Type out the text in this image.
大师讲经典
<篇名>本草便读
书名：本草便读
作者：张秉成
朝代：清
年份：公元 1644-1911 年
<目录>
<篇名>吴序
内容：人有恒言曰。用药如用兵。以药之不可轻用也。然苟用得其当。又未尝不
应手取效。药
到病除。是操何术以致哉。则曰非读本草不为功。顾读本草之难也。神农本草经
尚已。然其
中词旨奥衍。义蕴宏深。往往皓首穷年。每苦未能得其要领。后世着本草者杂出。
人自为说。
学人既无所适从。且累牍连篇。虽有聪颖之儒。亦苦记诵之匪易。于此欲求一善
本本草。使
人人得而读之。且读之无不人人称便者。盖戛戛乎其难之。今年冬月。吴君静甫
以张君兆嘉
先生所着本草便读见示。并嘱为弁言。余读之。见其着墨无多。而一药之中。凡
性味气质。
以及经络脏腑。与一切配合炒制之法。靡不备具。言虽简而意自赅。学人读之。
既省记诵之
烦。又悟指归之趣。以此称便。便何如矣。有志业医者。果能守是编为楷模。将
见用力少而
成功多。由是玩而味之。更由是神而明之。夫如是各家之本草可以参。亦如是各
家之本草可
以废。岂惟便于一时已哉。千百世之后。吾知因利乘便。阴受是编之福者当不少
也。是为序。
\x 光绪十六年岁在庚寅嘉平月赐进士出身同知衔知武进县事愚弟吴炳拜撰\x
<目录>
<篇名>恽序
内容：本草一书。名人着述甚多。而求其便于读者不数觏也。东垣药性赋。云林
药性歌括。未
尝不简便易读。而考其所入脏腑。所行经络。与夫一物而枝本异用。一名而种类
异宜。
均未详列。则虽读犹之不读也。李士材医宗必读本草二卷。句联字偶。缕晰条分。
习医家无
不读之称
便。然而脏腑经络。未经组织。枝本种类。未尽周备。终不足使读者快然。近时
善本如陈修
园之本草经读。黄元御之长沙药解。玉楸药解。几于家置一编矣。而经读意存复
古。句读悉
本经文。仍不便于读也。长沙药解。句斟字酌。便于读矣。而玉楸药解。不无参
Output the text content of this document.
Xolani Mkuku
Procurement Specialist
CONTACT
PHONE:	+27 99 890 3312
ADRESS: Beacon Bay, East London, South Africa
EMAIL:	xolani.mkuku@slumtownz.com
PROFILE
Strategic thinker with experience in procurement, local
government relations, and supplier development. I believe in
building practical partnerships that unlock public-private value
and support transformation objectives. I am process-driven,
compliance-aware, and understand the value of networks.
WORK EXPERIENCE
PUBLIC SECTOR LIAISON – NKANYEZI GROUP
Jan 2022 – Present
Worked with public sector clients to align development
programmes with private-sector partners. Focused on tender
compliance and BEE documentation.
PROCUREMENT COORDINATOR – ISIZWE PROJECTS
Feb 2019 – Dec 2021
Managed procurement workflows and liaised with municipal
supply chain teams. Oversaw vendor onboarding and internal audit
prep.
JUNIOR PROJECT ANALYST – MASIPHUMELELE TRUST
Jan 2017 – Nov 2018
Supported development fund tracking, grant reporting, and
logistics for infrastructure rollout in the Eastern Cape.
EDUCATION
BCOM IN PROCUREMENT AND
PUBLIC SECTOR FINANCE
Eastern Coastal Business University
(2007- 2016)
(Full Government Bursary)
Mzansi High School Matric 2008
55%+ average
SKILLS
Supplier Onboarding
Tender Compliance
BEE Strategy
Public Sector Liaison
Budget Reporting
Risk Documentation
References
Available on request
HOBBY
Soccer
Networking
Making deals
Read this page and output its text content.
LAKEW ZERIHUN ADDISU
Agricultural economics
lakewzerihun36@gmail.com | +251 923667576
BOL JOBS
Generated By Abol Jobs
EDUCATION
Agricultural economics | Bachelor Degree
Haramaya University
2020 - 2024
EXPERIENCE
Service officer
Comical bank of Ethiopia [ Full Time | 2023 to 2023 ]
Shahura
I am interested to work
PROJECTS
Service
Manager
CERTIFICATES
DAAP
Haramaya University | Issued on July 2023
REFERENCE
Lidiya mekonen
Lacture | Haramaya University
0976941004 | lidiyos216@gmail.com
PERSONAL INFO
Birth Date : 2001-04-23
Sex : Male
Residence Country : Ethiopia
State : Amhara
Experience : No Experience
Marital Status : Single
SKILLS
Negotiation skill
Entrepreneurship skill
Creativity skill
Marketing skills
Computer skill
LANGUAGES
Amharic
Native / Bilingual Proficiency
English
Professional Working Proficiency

--

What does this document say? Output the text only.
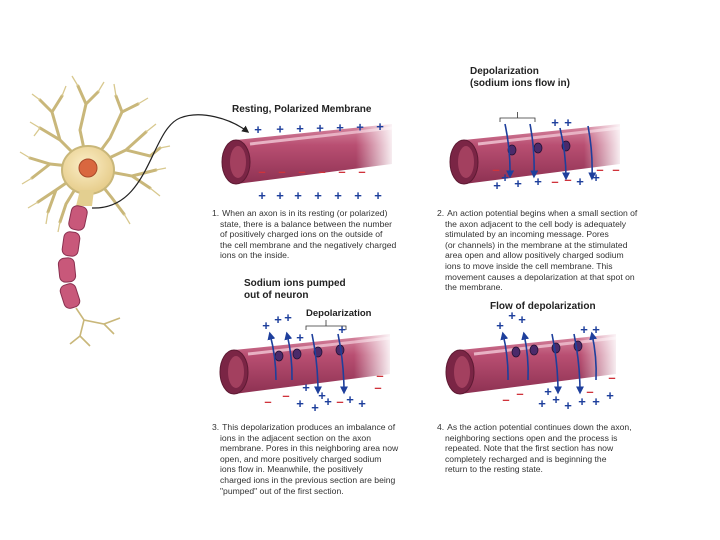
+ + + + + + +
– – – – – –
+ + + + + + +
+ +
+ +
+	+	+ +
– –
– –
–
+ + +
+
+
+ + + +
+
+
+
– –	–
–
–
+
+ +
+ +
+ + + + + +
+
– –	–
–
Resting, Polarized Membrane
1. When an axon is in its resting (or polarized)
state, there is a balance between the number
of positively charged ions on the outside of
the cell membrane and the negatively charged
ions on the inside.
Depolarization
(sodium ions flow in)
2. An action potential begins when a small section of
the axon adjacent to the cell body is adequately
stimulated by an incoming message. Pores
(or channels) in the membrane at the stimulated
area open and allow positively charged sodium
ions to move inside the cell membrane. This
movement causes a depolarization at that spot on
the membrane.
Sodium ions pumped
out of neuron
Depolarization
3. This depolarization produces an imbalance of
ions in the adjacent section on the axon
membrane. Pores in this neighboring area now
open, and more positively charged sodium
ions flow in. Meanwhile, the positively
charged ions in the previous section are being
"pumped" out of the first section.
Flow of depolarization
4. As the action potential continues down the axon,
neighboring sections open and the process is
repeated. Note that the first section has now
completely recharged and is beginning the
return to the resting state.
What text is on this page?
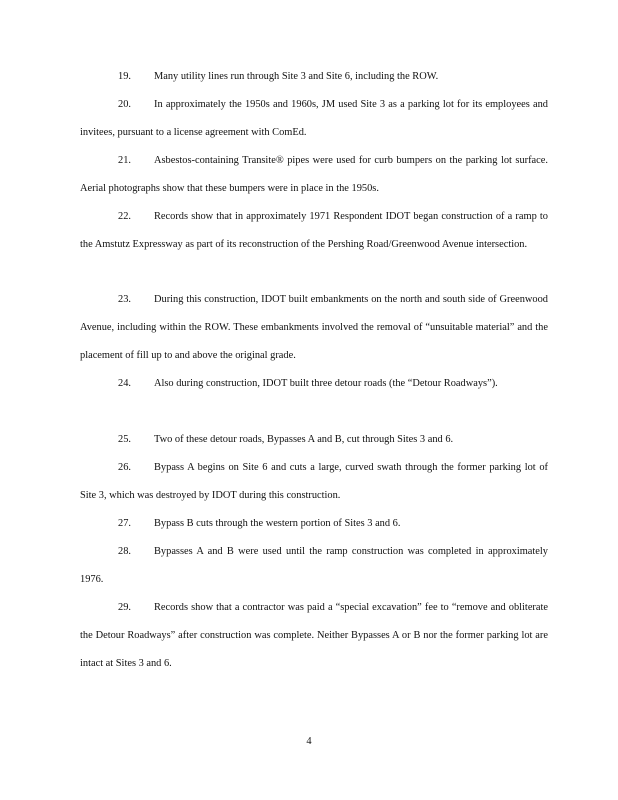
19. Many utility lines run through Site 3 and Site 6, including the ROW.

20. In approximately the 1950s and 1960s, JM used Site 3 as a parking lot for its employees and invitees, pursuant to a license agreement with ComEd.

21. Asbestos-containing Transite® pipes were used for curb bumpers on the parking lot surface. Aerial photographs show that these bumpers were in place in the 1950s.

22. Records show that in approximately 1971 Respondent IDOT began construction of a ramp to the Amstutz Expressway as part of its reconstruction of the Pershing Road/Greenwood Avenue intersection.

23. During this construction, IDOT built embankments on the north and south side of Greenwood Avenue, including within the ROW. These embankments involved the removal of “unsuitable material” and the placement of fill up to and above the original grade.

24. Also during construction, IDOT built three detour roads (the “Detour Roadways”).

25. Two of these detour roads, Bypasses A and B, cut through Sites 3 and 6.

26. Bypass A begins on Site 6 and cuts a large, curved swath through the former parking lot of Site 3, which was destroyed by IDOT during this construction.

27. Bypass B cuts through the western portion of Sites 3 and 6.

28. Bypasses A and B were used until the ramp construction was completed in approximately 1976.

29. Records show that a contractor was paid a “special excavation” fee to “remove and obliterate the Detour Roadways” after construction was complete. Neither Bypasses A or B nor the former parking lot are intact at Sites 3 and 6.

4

Exercise objective:
Search the data for "former" and list every line in which it occurs.

Output below:
26. Bypass A begins on Site 6 and cuts a large, curved swath through the former parking lot of Site 3, which was destroyed by IDOT during this construction.
29. Records show that a contractor was paid a “special excavation” fee to “remove and obliterate the Detour Roadways” after construction was complete. Neither Bypasses A or B nor the former parking lot are intact at Sites 3 and 6.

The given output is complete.